## [DATASET EXTRACT]
________________
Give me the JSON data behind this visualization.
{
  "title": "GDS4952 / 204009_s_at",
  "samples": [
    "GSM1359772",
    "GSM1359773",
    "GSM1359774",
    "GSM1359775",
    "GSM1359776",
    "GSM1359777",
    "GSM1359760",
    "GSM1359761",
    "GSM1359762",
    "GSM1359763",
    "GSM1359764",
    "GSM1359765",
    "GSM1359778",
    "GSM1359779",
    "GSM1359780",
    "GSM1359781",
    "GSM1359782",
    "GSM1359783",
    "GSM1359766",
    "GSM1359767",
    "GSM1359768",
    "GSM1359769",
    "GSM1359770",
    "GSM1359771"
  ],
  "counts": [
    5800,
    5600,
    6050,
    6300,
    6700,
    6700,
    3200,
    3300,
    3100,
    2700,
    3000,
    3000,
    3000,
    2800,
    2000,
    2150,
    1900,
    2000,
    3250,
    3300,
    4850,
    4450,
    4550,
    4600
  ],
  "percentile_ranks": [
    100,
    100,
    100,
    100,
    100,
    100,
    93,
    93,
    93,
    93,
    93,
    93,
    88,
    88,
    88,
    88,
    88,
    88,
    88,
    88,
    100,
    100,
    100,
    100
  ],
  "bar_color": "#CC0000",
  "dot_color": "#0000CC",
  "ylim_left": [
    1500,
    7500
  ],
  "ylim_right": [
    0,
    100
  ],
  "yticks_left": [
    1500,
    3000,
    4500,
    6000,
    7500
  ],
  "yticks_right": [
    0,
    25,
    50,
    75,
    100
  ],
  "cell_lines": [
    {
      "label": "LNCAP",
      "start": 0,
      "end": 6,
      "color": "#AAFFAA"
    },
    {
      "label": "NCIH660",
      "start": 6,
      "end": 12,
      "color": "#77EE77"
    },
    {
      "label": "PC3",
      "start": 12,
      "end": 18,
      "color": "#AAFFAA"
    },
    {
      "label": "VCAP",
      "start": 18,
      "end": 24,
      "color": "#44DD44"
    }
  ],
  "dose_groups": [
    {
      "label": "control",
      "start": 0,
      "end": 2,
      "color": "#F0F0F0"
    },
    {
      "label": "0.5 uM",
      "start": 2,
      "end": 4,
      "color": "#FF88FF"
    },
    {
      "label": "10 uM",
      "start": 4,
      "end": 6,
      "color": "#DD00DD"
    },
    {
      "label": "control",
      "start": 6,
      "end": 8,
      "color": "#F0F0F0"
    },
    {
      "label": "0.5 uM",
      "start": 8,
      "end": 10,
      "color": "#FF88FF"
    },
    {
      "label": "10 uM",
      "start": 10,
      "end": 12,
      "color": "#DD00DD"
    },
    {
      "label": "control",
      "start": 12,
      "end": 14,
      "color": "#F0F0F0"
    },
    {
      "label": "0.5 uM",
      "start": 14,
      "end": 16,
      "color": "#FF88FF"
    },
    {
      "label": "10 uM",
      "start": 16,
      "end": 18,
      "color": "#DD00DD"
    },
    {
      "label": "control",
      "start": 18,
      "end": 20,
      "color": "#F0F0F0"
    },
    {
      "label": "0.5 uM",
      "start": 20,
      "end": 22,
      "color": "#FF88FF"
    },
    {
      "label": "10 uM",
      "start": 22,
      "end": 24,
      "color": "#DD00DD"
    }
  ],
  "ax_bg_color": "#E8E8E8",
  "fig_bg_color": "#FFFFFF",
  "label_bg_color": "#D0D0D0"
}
________________
## [GOAL OF THE EXERCISE]
Repeat the listing above without any change.

## [SOLUTION]
Give me the JSON data behind this visualization.
{
  "title": "GDS4952 / 204009_s_at",
  "samples": [
    "GSM1359772",
    "GSM1359773",
    "GSM1359774",
    "GSM1359775",
    "GSM1359776",
    "GSM1359777",
    "GSM1359760",
    "GSM1359761",
    "GSM1359762",
    "GSM1359763",
    "GSM1359764",
    "GSM1359765",
    "GSM1359778",
    "GSM1359779",
    "GSM1359780",
    "GSM1359781",
    "GSM1359782",
    "GSM1359783",
    "GSM1359766",
    "GSM1359767",
    "GSM1359768",
    "GSM1359769",
    "GSM1359770",
    "GSM1359771"
  ],
  "counts": [
    5800,
    5600,
    6050,
    6300,
    6700,
    6700,
    3200,
    3300,
    3100,
    2700,
    3000,
    3000,
    3000,
    2800,
    2000,
    2150,
    1900,
    2000,
    3250,
    3300,
    4850,
    4450,
    4550,
    4600
  ],
  "percentile_ranks": [
    100,
    100,
    100,
    100,
    100,
    100,
    93,
    93,
    93,
    93,
    93,
    93,
    88,
    88,
    88,
    88,
    88,
    88,
    88,
    88,
    100,
    100,
    100,
    100
  ],
  "bar_color": "#CC0000",
  "dot_color": "#0000CC",
  "ylim_left": [
    1500,
    7500
  ],
  "ylim_right": [
    0,
    100
  ],
  "yticks_left": [
    1500,
    3000,
    4500,
    6000,
    7500
  ],
  "yticks_right": [
    0,
    25,
    50,
    75,
    100
  ],
  "cell_lines": [
    {
      "label": "LNCAP",
      "start": 0,
      "end": 6,
      "color": "#AAFFAA"
    },
    {
      "label": "NCIH660",
      "start": 6,
      "end": 12,
      "color": "#77EE77"
    },
    {
      "label": "PC3",
      "start": 12,
      "end": 18,
      "color": "#AAFFAA"
    },
    {
      "label": "VCAP",
      "start": 18,
      "end": 24,
      "color": "#44DD44"
    }
  ],
  "dose_groups": [
    {
      "label": "control",
      "start": 0,
      "end": 2,
      "color": "#F0F0F0"
    },
    {
      "label": "0.5 uM",
      "start": 2,
      "end": 4,
      "color": "#FF88FF"
    },
    {
      "label": "10 uM",
      "start": 4,
      "end": 6,
      "color": "#DD00DD"
    },
    {
      "label": "control",
      "start": 6,
      "end": 8,
      "color": "#F0F0F0"
    },
    {
      "label": "0.5 uM",
      "start": 8,
      "end": 10,
      "color": "#FF88FF"
    },
    {
      "label": "10 uM",
      "start": 10,
      "end": 12,
      "color": "#DD00DD"
    },
    {
      "label": "control",
      "start": 12,
      "end": 14,
      "color": "#F0F0F0"
    },
    {
      "label": "0.5 uM",
      "start": 14,
      "end": 16,
      "color": "#FF88FF"
    },
    {
      "label": "10 uM",
      "start": 16,
      "end": 18,
      "color": "#DD00DD"
    },
    {
      "label": "control",
      "start": 18,
      "end": 20,
      "color": "#F0F0F0"
    },
    {
      "label": "0.5 uM",
      "start": 20,
      "end": 22,
      "color": "#FF88FF"
    },
    {
      "label": "10 uM",
      "start": 22,
      "end": 24,
      "color": "#DD00DD"
    }
  ],
  "ax_bg_color": "#E8E8E8",
  "fig_bg_color": "#FFFFFF",
  "label_bg_color": "#D0D0D0"
}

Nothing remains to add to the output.